**Required task**
Copy every record word for word.
******
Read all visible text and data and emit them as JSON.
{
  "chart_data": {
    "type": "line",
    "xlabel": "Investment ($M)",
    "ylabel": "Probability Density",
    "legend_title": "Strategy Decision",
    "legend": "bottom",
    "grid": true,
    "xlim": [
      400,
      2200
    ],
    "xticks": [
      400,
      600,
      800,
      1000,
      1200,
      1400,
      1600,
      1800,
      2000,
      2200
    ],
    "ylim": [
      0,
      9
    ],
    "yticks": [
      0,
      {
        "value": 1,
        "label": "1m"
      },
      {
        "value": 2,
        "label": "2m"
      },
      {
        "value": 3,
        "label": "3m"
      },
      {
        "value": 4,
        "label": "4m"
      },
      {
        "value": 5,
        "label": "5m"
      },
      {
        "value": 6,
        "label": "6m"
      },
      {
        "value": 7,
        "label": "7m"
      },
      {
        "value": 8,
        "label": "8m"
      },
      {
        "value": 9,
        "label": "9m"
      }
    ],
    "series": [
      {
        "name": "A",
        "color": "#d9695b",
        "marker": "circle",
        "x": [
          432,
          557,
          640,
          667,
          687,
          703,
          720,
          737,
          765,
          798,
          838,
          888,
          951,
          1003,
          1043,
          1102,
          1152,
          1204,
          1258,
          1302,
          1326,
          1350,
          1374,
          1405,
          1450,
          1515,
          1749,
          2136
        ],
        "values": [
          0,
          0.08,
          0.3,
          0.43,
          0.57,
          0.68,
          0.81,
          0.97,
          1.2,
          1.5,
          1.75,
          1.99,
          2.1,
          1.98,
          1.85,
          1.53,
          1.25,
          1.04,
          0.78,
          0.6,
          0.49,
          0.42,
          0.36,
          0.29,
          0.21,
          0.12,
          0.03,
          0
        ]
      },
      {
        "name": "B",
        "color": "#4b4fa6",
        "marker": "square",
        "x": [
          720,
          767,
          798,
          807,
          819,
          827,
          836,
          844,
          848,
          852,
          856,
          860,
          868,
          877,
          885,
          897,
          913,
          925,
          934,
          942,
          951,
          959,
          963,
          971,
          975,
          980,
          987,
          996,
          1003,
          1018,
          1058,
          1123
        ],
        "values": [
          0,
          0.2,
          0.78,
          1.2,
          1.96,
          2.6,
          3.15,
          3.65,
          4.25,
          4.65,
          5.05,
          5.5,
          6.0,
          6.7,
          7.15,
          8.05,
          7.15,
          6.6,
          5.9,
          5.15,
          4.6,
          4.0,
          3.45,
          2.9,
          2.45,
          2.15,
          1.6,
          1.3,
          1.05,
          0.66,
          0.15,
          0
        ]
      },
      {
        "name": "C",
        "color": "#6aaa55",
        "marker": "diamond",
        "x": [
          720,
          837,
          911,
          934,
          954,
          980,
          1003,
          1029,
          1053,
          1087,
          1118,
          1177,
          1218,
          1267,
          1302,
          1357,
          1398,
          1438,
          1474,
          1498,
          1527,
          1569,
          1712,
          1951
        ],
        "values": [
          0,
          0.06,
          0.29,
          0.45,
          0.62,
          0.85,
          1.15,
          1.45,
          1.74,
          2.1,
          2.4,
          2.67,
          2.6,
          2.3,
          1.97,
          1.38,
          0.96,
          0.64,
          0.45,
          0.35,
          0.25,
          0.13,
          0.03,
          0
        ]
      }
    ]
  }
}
******
**Answer to this task**
Read all visible text and data and emit them as JSON.
{
  "chart_data": {
    "type": "line",
    "xlabel": "Investment ($M)",
    "ylabel": "Probability Density",
    "legend_title": "Strategy Decision",
    "legend": "bottom",
    "grid": true,
    "xlim": [
      400,
      2200
    ],
    "xticks": [
      400,
      600,
      800,
      1000,
      1200,
      1400,
      1600,
      1800,
      2000,
      2200
    ],
    "ylim": [
      0,
      9
    ],
    "yticks": [
      0,
      {
        "value": 1,
        "label": "1m"
      },
      {
        "value": 2,
        "label": "2m"
      },
      {
        "value": 3,
        "label": "3m"
      },
      {
        "value": 4,
        "label": "4m"
      },
      {
        "value": 5,
        "label": "5m"
      },
      {
        "value": 6,
        "label": "6m"
      },
      {
        "value": 7,
        "label": "7m"
      },
      {
        "value": 8,
        "label": "8m"
      },
      {
        "value": 9,
        "label": "9m"
      }
    ],
    "series": [
      {
        "name": "A",
        "color": "#d9695b",
        "marker": "circle",
        "x": [
          432,
          557,
          640,
          667,
          687,
          703,
          720,
          737,
          765,
          798,
          838,
          888,
          951,
          1003,
          1043,
          1102,
          1152,
          1204,
          1258,
          1302,
          1326,
          1350,
          1374,
          1405,
          1450,
          1515,
          1749,
          2136
        ],
        "values": [
          0,
          0.08,
          0.3,
          0.43,
          0.57,
          0.68,
          0.81,
          0.97,
          1.2,
          1.5,
          1.75,
          1.99,
          2.1,
          1.98,
          1.85,
          1.53,
          1.25,
          1.04,
          0.78,
          0.6,
          0.49,
          0.42,
          0.36,
          0.29,
          0.21,
          0.12,
          0.03,
          0
        ]
      },
      {
        "name": "B",
        "color": "#4b4fa6",
        "marker": "square",
        "x": [
          720,
          767,
          798,
          807,
          819,
          827,
          836,
          844,
          848,
          852,
          856,
          860,
          868,
          877,
          885,
          897,
          913,
          925,
          934,
          942,
          951,
          959,
          963,
          971,
          975,
          980,
          987,
          996,
          1003,
          1018,
          1058,
          1123
        ],
        "values": [
          0,
          0.2,
          0.78,
          1.2,
          1.96,
          2.6,
          3.15,
          3.65,
          4.25,
          4.65,
          5.05,
          5.5,
          6.0,
          6.7,
          7.15,
          8.05,
          7.15,
          6.6,
          5.9,
          5.15,
          4.6,
          4.0,
          3.45,
          2.9,
          2.45,
          2.15,
          1.6,
          1.3,
          1.05,
          0.66,
          0.15,
          0
        ]
      },
      {
        "name": "C",
        "color": "#6aaa55",
        "marker": "diamond",
        "x": [
          720,
          837,
          911,
          934,
          954,
          980,
          1003,
          1029,
          1053,
          1087,
          1118,
          1177,
          1218,
          1267,
          1302,
          1357,
          1398,
          1438,
          1474,
          1498,
          1527,
          1569,
          1712,
          1951
        ],
        "values": [
          0,
          0.06,
          0.29,
          0.45,
          0.62,
          0.85,
          1.15,
          1.45,
          1.74,
          2.1,
          2.4,
          2.67,
          2.6,
          2.3,
          1.97,
          1.38,
          0.96,
          0.64,
          0.45,
          0.35,
          0.25,
          0.13,
          0.03,
          0
        ]
      }
    ]
  }
}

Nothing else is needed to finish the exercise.